#### Record extracts ####

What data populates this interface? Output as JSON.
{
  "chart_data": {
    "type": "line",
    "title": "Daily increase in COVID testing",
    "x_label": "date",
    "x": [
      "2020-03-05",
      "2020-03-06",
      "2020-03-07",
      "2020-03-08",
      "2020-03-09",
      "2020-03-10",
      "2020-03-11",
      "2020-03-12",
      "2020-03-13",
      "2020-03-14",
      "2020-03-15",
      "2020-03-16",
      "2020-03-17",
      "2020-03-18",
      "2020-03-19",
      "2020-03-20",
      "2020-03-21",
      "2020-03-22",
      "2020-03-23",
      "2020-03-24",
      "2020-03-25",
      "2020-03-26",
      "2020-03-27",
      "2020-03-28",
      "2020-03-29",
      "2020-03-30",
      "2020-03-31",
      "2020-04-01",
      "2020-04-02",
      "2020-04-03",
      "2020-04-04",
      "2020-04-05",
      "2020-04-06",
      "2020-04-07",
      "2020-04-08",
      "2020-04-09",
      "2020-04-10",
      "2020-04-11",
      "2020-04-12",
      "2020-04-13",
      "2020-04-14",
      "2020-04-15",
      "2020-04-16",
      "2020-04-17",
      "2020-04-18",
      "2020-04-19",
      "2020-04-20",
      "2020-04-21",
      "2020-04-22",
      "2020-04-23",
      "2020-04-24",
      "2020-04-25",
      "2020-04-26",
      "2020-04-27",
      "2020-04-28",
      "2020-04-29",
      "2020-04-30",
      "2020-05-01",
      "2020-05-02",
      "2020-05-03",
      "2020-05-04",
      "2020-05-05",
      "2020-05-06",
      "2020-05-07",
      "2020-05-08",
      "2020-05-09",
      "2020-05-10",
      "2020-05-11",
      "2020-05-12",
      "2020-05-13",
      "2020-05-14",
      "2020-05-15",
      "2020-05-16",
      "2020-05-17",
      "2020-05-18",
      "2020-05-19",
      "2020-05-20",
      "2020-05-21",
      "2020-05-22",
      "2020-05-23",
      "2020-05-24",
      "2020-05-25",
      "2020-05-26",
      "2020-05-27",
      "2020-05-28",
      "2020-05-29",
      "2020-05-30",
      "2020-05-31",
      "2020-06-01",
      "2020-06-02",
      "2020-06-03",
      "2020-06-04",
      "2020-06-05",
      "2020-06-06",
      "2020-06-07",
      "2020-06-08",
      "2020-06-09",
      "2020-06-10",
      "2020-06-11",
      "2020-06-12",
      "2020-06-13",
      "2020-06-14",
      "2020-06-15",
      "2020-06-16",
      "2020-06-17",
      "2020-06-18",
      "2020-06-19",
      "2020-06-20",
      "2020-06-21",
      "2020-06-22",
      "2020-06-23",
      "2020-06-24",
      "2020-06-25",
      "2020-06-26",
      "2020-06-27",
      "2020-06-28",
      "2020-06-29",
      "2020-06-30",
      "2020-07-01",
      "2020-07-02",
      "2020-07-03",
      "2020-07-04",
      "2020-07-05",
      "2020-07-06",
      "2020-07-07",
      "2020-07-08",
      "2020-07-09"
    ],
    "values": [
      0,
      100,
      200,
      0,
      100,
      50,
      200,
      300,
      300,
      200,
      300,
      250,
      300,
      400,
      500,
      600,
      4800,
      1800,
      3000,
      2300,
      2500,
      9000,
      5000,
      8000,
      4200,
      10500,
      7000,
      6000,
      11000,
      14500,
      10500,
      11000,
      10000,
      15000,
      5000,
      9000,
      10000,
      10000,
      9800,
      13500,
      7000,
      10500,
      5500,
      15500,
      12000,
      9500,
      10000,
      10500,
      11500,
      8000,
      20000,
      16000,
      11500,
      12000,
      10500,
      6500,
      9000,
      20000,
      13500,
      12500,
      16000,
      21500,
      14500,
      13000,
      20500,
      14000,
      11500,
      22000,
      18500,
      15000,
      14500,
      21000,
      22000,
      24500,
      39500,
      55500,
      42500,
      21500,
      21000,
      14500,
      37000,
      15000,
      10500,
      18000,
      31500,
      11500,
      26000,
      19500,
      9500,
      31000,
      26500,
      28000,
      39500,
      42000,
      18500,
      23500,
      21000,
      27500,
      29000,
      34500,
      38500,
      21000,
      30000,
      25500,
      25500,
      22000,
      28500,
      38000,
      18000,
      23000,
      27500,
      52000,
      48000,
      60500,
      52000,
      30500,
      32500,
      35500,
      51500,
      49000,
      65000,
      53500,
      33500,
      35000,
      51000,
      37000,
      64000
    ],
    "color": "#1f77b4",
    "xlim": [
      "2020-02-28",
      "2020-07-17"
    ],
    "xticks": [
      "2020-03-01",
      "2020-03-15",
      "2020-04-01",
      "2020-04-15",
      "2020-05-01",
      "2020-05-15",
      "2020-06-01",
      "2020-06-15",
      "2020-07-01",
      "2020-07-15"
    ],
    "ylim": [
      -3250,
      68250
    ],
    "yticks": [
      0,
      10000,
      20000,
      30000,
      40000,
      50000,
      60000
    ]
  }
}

####

Quote all of the entries verbatim.

What data populates this interface? Output as JSON.
{
  "chart_data": {
    "type": "line",
    "title": "Daily increase in COVID testing",
    "x_label": "date",
    "x": [
      "2020-03-05",
      "2020-03-06",
      "2020-03-07",
      "2020-03-08",
      "2020-03-09",
      "2020-03-10",
      "2020-03-11",
      "2020-03-12",
      "2020-03-13",
      "2020-03-14",
      "2020-03-15",
      "2020-03-16",
      "2020-03-17",
      "2020-03-18",
      "2020-03-19",
      "2020-03-20",
      "2020-03-21",
      "2020-03-22",
      "2020-03-23",
      "2020-03-24",
      "2020-03-25",
      "2020-03-26",
      "2020-03-27",
      "2020-03-28",
      "2020-03-29",
      "2020-03-30",
      "2020-03-31",
      "2020-04-01",
      "2020-04-02",
      "2020-04-03",
      "2020-04-04",
      "2020-04-05",
      "2020-04-06",
      "2020-04-07",
      "2020-04-08",
      "2020-04-09",
      "2020-04-10",
      "2020-04-11",
      "2020-04-12",
      "2020-04-13",
      "2020-04-14",
      "2020-04-15",
      "2020-04-16",
      "2020-04-17",
      "2020-04-18",
      "2020-04-19",
      "2020-04-20",
      "2020-04-21",
      "2020-04-22",
      "2020-04-23",
      "2020-04-24",
      "2020-04-25",
      "2020-04-26",
      "2020-04-27",
      "2020-04-28",
      "2020-04-29",
      "2020-04-30",
      "2020-05-01",
      "2020-05-02",
      "2020-05-03",
      "2020-05-04",
      "2020-05-05",
      "2020-05-06",
      "2020-05-07",
      "2020-05-08",
      "2020-05-09",
      "2020-05-10",
      "2020-05-11",
      "2020-05-12",
      "2020-05-13",
      "2020-05-14",
      "2020-05-15",
      "2020-05-16",
      "2020-05-17",
      "2020-05-18",
      "2020-05-19",
      "2020-05-20",
      "2020-05-21",
      "2020-05-22",
      "2020-05-23",
      "2020-05-24",
      "2020-05-25",
      "2020-05-26",
      "2020-05-27",
      "2020-05-28",
      "2020-05-29",
      "2020-05-30",
      "2020-05-31",
      "2020-06-01",
      "2020-06-02",
      "2020-06-03",
      "2020-06-04",
      "2020-06-05",
      "2020-06-06",
      "2020-06-07",
      "2020-06-08",
      "2020-06-09",
      "2020-06-10",
      "2020-06-11",
      "2020-06-12",
      "2020-06-13",
      "2020-06-14",
      "2020-06-15",
      "2020-06-16",
      "2020-06-17",
      "2020-06-18",
      "2020-06-19",
      "2020-06-20",
      "2020-06-21",
      "2020-06-22",
      "2020-06-23",
      "2020-06-24",
      "2020-06-25",
      "2020-06-26",
      "2020-06-27",
      "2020-06-28",
      "2020-06-29",
      "2020-06-30",
      "2020-07-01",
      "2020-07-02",
      "2020-07-03",
      "2020-07-04",
      "2020-07-05",
      "2020-07-06",
      "2020-07-07",
      "2020-07-08",
      "2020-07-09"
    ],
    "values": [
      0,
      100,
      200,
      0,
      100,
      50,
      200,
      300,
      300,
      200,
      300,
      250,
      300,
      400,
      500,
      600,
      4800,
      1800,
      3000,
      2300,
      2500,
      9000,
      5000,
      8000,
      4200,
      10500,
      7000,
      6000,
      11000,
      14500,
      10500,
      11000,
      10000,
      15000,
      5000,
      9000,
      10000,
      10000,
      9800,
      13500,
      7000,
      10500,
      5500,
      15500,
      12000,
      9500,
      10000,
      10500,
      11500,
      8000,
      20000,
      16000,
      11500,
      12000,
      10500,
      6500,
      9000,
      20000,
      13500,
      12500,
      16000,
      21500,
      14500,
      13000,
      20500,
      14000,
      11500,
      22000,
      18500,
      15000,
      14500,
      21000,
      22000,
      24500,
      39500,
      55500,
      42500,
      21500,
      21000,
      14500,
      37000,
      15000,
      10500,
      18000,
      31500,
      11500,
      26000,
      19500,
      9500,
      31000,
      26500,
      28000,
      39500,
      42000,
      18500,
      23500,
      21000,
      27500,
      29000,
      34500,
      38500,
      21000,
      30000,
      25500,
      25500,
      22000,
      28500,
      38000,
      18000,
      23000,
      27500,
      52000,
      48000,
      60500,
      52000,
      30500,
      32500,
      35500,
      51500,
      49000,
      65000,
      53500,
      33500,
      35000,
      51000,
      37000,
      64000
    ],
    "color": "#1f77b4",
    "xlim": [
      "2020-02-28",
      "2020-07-17"
    ],
    "xticks": [
      "2020-03-01",
      "2020-03-15",
      "2020-04-01",
      "2020-04-15",
      "2020-05-01",
      "2020-05-15",
      "2020-06-01",
      "2020-06-15",
      "2020-07-01",
      "2020-07-15"
    ],
    "ylim": [
      -3250,
      68250
    ],
    "yticks": [
      0,
      10000,
      20000,
      30000,
      40000,
      50000,
      60000
    ]
  }
}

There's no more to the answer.